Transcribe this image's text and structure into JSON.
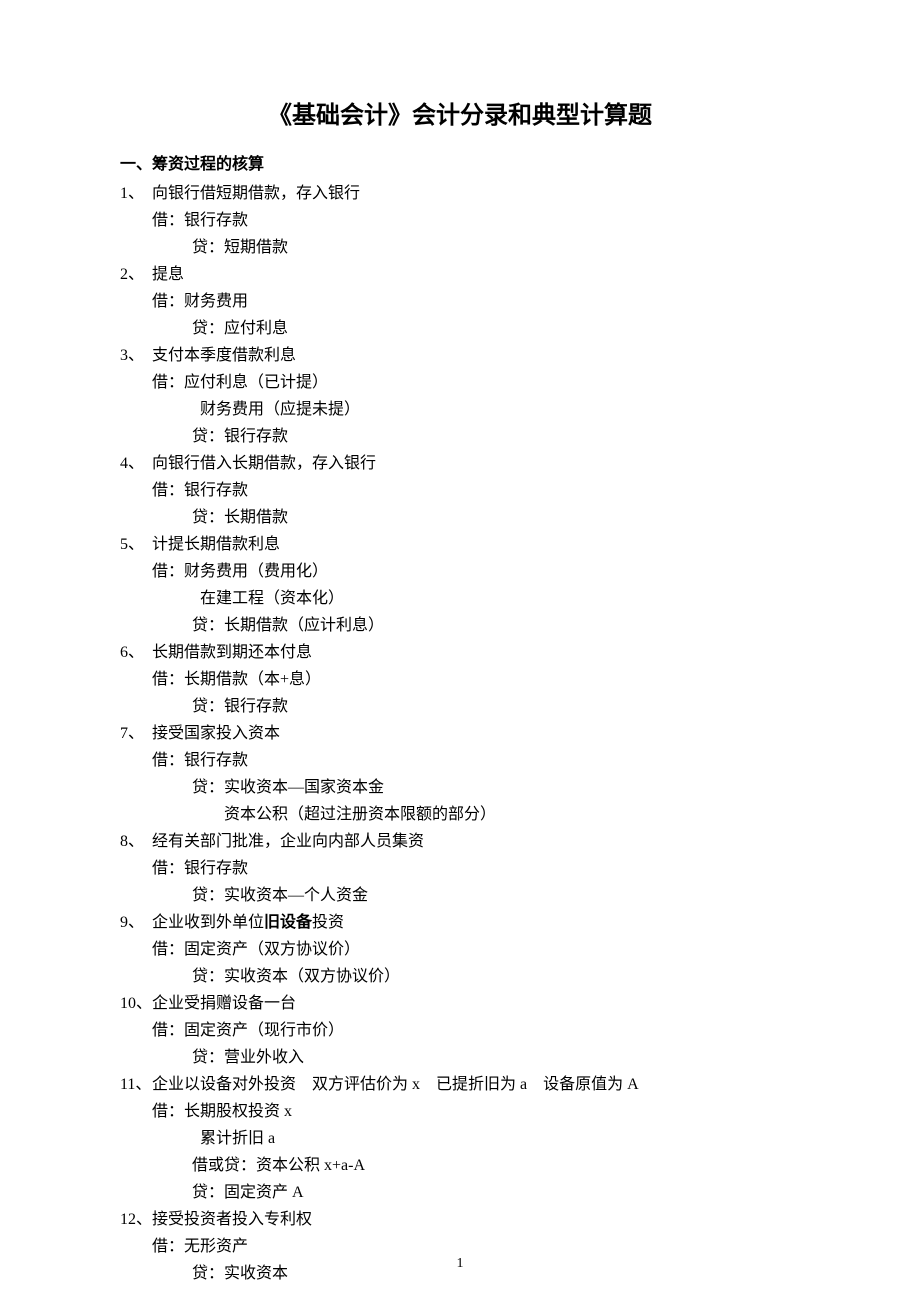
{
  "title": "《基础会计》会计分录和典型计算题",
  "section_heading": "一、筹资过程的核算",
  "items": [
    {
      "num": "1、",
      "head": "向银行借短期借款，存入银行",
      "lines": [
        {
          "cls": "entry",
          "text": "借：银行存款"
        },
        {
          "cls": "entry-credit",
          "text": "贷：短期借款"
        }
      ]
    },
    {
      "num": "2、",
      "head": "提息",
      "lines": [
        {
          "cls": "entry",
          "text": "借：财务费用"
        },
        {
          "cls": "entry-credit",
          "text": "贷：应付利息"
        }
      ]
    },
    {
      "num": "3、",
      "head": "支付本季度借款利息",
      "lines": [
        {
          "cls": "entry",
          "text": "借：应付利息（已计提）"
        },
        {
          "cls": "entry-debit-sub",
          "text": "财务费用（应提未提）"
        },
        {
          "cls": "entry-credit",
          "text": "贷：银行存款"
        }
      ]
    },
    {
      "num": "4、",
      "head": "向银行借入长期借款，存入银行",
      "lines": [
        {
          "cls": "entry",
          "text": "借：银行存款"
        },
        {
          "cls": "entry-credit",
          "text": "贷：长期借款"
        }
      ]
    },
    {
      "num": "5、",
      "head": "计提长期借款利息",
      "lines": [
        {
          "cls": "entry",
          "text": "借：财务费用（费用化）"
        },
        {
          "cls": "entry-debit-sub",
          "text": "在建工程（资本化）"
        },
        {
          "cls": "entry-credit",
          "text": "贷：长期借款（应计利息）"
        }
      ]
    },
    {
      "num": "6、",
      "head": "长期借款到期还本付息",
      "lines": [
        {
          "cls": "entry",
          "text": "借：长期借款（本+息）"
        },
        {
          "cls": "entry-credit",
          "text": "贷：银行存款"
        }
      ]
    },
    {
      "num": "7、",
      "head": "接受国家投入资本",
      "lines": [
        {
          "cls": "entry",
          "text": "借：银行存款"
        },
        {
          "cls": "entry-credit",
          "text": "贷：实收资本—国家资本金"
        },
        {
          "cls": "entry-sub",
          "text": "资本公积（超过注册资本限额的部分）"
        }
      ]
    },
    {
      "num": "8、",
      "head": "经有关部门批准，企业向内部人员集资",
      "lines": [
        {
          "cls": "entry",
          "text": "借：银行存款"
        },
        {
          "cls": "entry-credit",
          "text": "贷：实收资本—个人资金"
        }
      ]
    },
    {
      "num": "9、",
      "head_pre": "企业收到外单位",
      "head_bold": "旧设备",
      "head_post": "投资",
      "lines": [
        {
          "cls": "entry",
          "text": "借：固定资产（双方协议价）"
        },
        {
          "cls": "entry-credit",
          "text": "贷：实收资本（双方协议价）"
        }
      ]
    },
    {
      "num": "10、",
      "head": "企业受捐赠设备一台",
      "lines": [
        {
          "cls": "entry",
          "text": "借：固定资产（现行市价）"
        },
        {
          "cls": "entry-credit",
          "text": "贷：营业外收入"
        }
      ]
    },
    {
      "num": "11、",
      "head": "企业以设备对外投资　双方评估价为 x　已提折旧为 a　设备原值为 A",
      "lines": [
        {
          "cls": "entry",
          "text": "借：长期股权投资 x"
        },
        {
          "cls": "entry-debit-sub",
          "text": "累计折旧 a"
        },
        {
          "cls": "entry-credit",
          "text": "借或贷：资本公积 x+a-A"
        },
        {
          "cls": "entry-credit",
          "text": "贷：固定资产 A"
        }
      ]
    },
    {
      "num": "12、",
      "head": "接受投资者投入专利权",
      "lines": [
        {
          "cls": "entry",
          "text": "借：无形资产"
        },
        {
          "cls": "entry-credit",
          "text": "贷：实收资本"
        }
      ]
    }
  ],
  "page_number": "1"
}
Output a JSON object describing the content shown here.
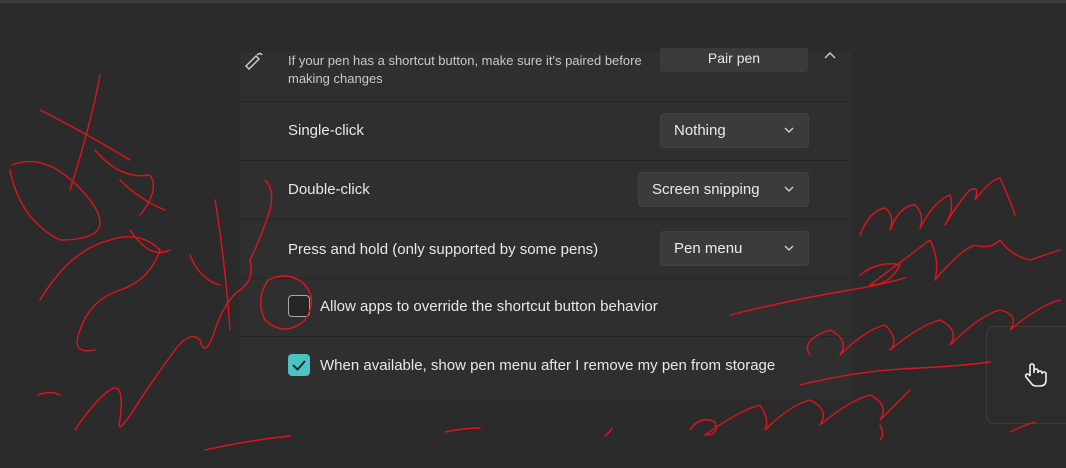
{
  "pair_row": {
    "info": "If your pen has a shortcut button, make sure it's paired before making changes",
    "button": "Pair pen",
    "pen_icon": "pen-icon",
    "collapse_icon": "chevron-up-icon"
  },
  "settings": [
    {
      "label": "Single-click",
      "value": "Nothing"
    },
    {
      "label": "Double-click",
      "value": "Screen snipping"
    },
    {
      "label": "Press and hold (only supported by some pens)",
      "value": "Pen menu"
    }
  ],
  "checkboxes": [
    {
      "label": "Allow apps to override the shortcut button behavior",
      "checked": false
    },
    {
      "label": "When available, show pen menu after I remove my pen from storage",
      "checked": true
    }
  ],
  "floating": {
    "icon": "touch-hand-icon"
  },
  "colors": {
    "accent": "#4cc2c4",
    "ink": "#e0141c",
    "background": "#2b2b2b"
  }
}
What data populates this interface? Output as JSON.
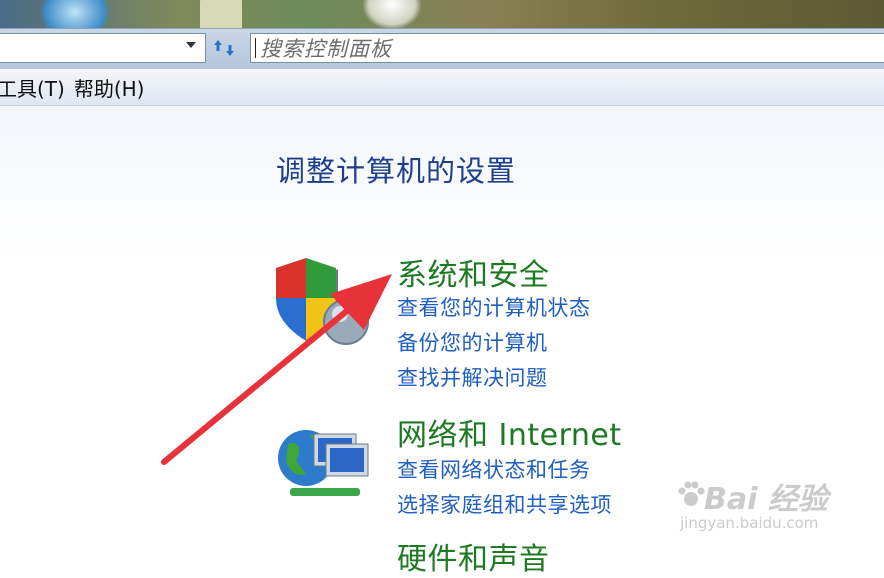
{
  "address_bar": {
    "search_placeholder": "搜索控制面板"
  },
  "menu": {
    "items": [
      "工具(T)",
      "帮助(H)"
    ]
  },
  "main": {
    "page_title": "调整计算机的设置",
    "categories": [
      {
        "title": "系统和安全",
        "icon": "shield-icon",
        "links": [
          "查看您的计算机状态",
          "备份您的计算机",
          "查找并解决问题"
        ]
      },
      {
        "title": "网络和 Internet",
        "icon": "network-icon",
        "links": [
          "查看网络状态和任务",
          "选择家庭组和共享选项"
        ]
      },
      {
        "title": "硬件和声音",
        "icon": "hardware-icon",
        "links": []
      }
    ]
  },
  "watermark": {
    "main": "Bai 经验",
    "sub": "jingyan.baidu.com"
  },
  "colors": {
    "category_title": "#1d7a23",
    "task_link": "#1f5fbf",
    "page_title": "#1e3f8a",
    "annotation_arrow": "#e8323a"
  }
}
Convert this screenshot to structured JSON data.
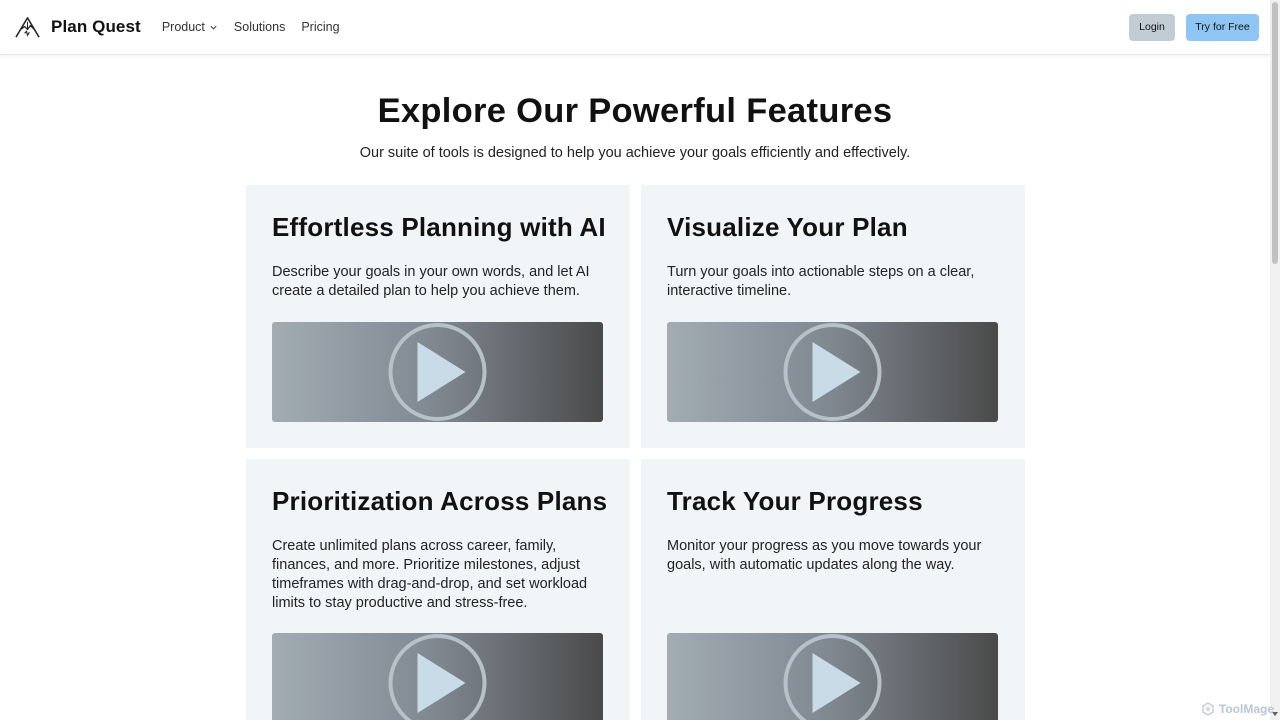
{
  "nav": {
    "brand": "Plan Quest",
    "links": [
      {
        "label": "Product"
      },
      {
        "label": "Solutions"
      },
      {
        "label": "Pricing"
      }
    ],
    "login_label": "Login",
    "try_label": "Try for Free"
  },
  "hero": {
    "title": "Explore Our Powerful Features",
    "subtitle": "Our suite of tools is designed to help you achieve your goals efficiently and effectively."
  },
  "features": [
    {
      "title": "Effortless Planning with AI",
      "description": "Describe your goals in your own words, and let AI create a detailed plan to help you achieve them."
    },
    {
      "title": "Visualize Your Plan",
      "description": "Turn your goals into actionable steps on a clear, interactive timeline."
    },
    {
      "title": "Prioritization Across Plans",
      "description": "Create unlimited plans across career, family, finances, and more. Prioritize milestones, adjust timeframes with drag-and-drop, and set workload limits to stay productive and stress-free."
    },
    {
      "title": "Track Your Progress",
      "description": "Monitor your progress as you move towards your goals, with automatic updates along the way."
    }
  ],
  "watermark": "ToolMage",
  "icons": {
    "logo": "mountain-logo-icon",
    "dropdown": "chevron-down-icon",
    "video": "play-icon"
  },
  "colors": {
    "try_button": "#8ec5f2",
    "login_button": "#c2ccd4",
    "card_background": "#f2f5f7"
  }
}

::::::::::

What the exercise asks - Word for word, quote the full listing, omitting every picture.

The response -
Transcribe this image's text and structure into JSON.
{
  "title": "《基础会计》会计分录和典型计算题",
  "section_heading": "一、筹资过程的核算",
  "items": [
    {
      "num": "1、",
      "head": "向银行借短期借款，存入银行",
      "lines": [
        {
          "cls": "entry",
          "text": "借：银行存款"
        },
        {
          "cls": "entry-credit",
          "text": "贷：短期借款"
        }
      ]
    },
    {
      "num": "2、",
      "head": "提息",
      "lines": [
        {
          "cls": "entry",
          "text": "借：财务费用"
        },
        {
          "cls": "entry-credit",
          "text": "贷：应付利息"
        }
      ]
    },
    {
      "num": "3、",
      "head": "支付本季度借款利息",
      "lines": [
        {
          "cls": "entry",
          "text": "借：应付利息（已计提）"
        },
        {
          "cls": "entry-debit-sub",
          "text": "财务费用（应提未提）"
        },
        {
          "cls": "entry-credit",
          "text": "贷：银行存款"
        }
      ]
    },
    {
      "num": "4、",
      "head": "向银行借入长期借款，存入银行",
      "lines": [
        {
          "cls": "entry",
          "text": "借：银行存款"
        },
        {
          "cls": "entry-credit",
          "text": "贷：长期借款"
        }
      ]
    },
    {
      "num": "5、",
      "head": "计提长期借款利息",
      "lines": [
        {
          "cls": "entry",
          "text": "借：财务费用（费用化）"
        },
        {
          "cls": "entry-debit-sub",
          "text": "在建工程（资本化）"
        },
        {
          "cls": "entry-credit",
          "text": "贷：长期借款（应计利息）"
        }
      ]
    },
    {
      "num": "6、",
      "head": "长期借款到期还本付息",
      "lines": [
        {
          "cls": "entry",
          "text": "借：长期借款（本+息）"
        },
        {
          "cls": "entry-credit",
          "text": "贷：银行存款"
        }
      ]
    },
    {
      "num": "7、",
      "head": "接受国家投入资本",
      "lines": [
        {
          "cls": "entry",
          "text": "借：银行存款"
        },
        {
          "cls": "entry-credit",
          "text": "贷：实收资本—国家资本金"
        },
        {
          "cls": "entry-sub",
          "text": "资本公积（超过注册资本限额的部分）"
        }
      ]
    },
    {
      "num": "8、",
      "head": "经有关部门批准，企业向内部人员集资",
      "lines": [
        {
          "cls": "entry",
          "text": "借：银行存款"
        },
        {
          "cls": "entry-credit",
          "text": "贷：实收资本—个人资金"
        }
      ]
    },
    {
      "num": "9、",
      "head_pre": "企业收到外单位",
      "head_bold": "旧设备",
      "head_post": "投资",
      "lines": [
        {
          "cls": "entry",
          "text": "借：固定资产（双方协议价）"
        },
        {
          "cls": "entry-credit",
          "text": "贷：实收资本（双方协议价）"
        }
      ]
    },
    {
      "num": "10、",
      "head": "企业受捐赠设备一台",
      "lines": [
        {
          "cls": "entry",
          "text": "借：固定资产（现行市价）"
        },
        {
          "cls": "entry-credit",
          "text": "贷：营业外收入"
        }
      ]
    },
    {
      "num": "11、",
      "head": "企业以设备对外投资　双方评估价为 x　已提折旧为 a　设备原值为 A",
      "lines": [
        {
          "cls": "entry",
          "text": "借：长期股权投资 x"
        },
        {
          "cls": "entry-debit-sub",
          "text": "累计折旧 a"
        },
        {
          "cls": "entry-credit",
          "text": "借或贷：资本公积 x+a-A"
        },
        {
          "cls": "entry-credit",
          "text": "贷：固定资产 A"
        }
      ]
    },
    {
      "num": "12、",
      "head": "接受投资者投入专利权",
      "lines": [
        {
          "cls": "entry",
          "text": "借：无形资产"
        },
        {
          "cls": "entry-credit",
          "text": "贷：实收资本"
        }
      ]
    }
  ],
  "page_number": "1"
}
Output a JSON object describing the content shown here.
{
  "pair_row": {
    "info": "If your pen has a shortcut button, make sure it's paired before making changes",
    "button": "Pair pen",
    "pen_icon": "pen-icon",
    "collapse_icon": "chevron-up-icon"
  },
  "settings": [
    {
      "label": "Single-click",
      "value": "Nothing"
    },
    {
      "label": "Double-click",
      "value": "Screen snipping"
    },
    {
      "label": "Press and hold (only supported by some pens)",
      "value": "Pen menu"
    }
  ],
  "checkboxes": [
    {
      "label": "Allow apps to override the shortcut button behavior",
      "checked": false
    },
    {
      "label": "When available, show pen menu after I remove my pen from storage",
      "checked": true
    }
  ],
  "floating": {
    "icon": "touch-hand-icon"
  },
  "colors": {
    "accent": "#4cc2c4",
    "ink": "#e0141c",
    "background": "#2b2b2b"
  }
}
What data populates this interface? Output as JSON.
{
  "address_bar": {
    "search_placeholder": "搜索控制面板"
  },
  "menu": {
    "items": [
      "工具(T)",
      "帮助(H)"
    ]
  },
  "main": {
    "page_title": "调整计算机的设置",
    "categories": [
      {
        "title": "系统和安全",
        "icon": "shield-icon",
        "links": [
          "查看您的计算机状态",
          "备份您的计算机",
          "查找并解决问题"
        ]
      },
      {
        "title": "网络和 Internet",
        "icon": "network-icon",
        "links": [
          "查看网络状态和任务",
          "选择家庭组和共享选项"
        ]
      },
      {
        "title": "硬件和声音",
        "icon": "hardware-icon",
        "links": []
      }
    ]
  },
  "watermark": {
    "main": "Bai 经验",
    "sub": "jingyan.baidu.com"
  },
  "colors": {
    "category_title": "#1d7a23",
    "task_link": "#1f5fbf",
    "page_title": "#1e3f8a",
    "annotation_arrow": "#e8323a"
  }
}
Convert this screenshot to structured JSON data.
{
  "nav": {
    "brand": "Plan Quest",
    "links": [
      {
        "label": "Product"
      },
      {
        "label": "Solutions"
      },
      {
        "label": "Pricing"
      }
    ],
    "login_label": "Login",
    "try_label": "Try for Free"
  },
  "hero": {
    "title": "Explore Our Powerful Features",
    "subtitle": "Our suite of tools is designed to help you achieve your goals efficiently and effectively."
  },
  "features": [
    {
      "title": "Effortless Planning with AI",
      "description": "Describe your goals in your own words, and let AI create a detailed plan to help you achieve them."
    },
    {
      "title": "Visualize Your Plan",
      "description": "Turn your goals into actionable steps on a clear, interactive timeline."
    },
    {
      "title": "Prioritization Across Plans",
      "description": "Create unlimited plans across career, family, finances, and more. Prioritize milestones, adjust timeframes with drag-and-drop, and set workload limits to stay productive and stress-free."
    },
    {
      "title": "Track Your Progress",
      "description": "Monitor your progress as you move towards your goals, with automatic updates along the way."
    }
  ],
  "watermark": "ToolMage",
  "icons": {
    "logo": "mountain-logo-icon",
    "dropdown": "chevron-down-icon",
    "video": "play-icon"
  },
  "colors": {
    "try_button": "#8ec5f2",
    "login_button": "#c2ccd4",
    "card_background": "#f2f5f7"
  }
}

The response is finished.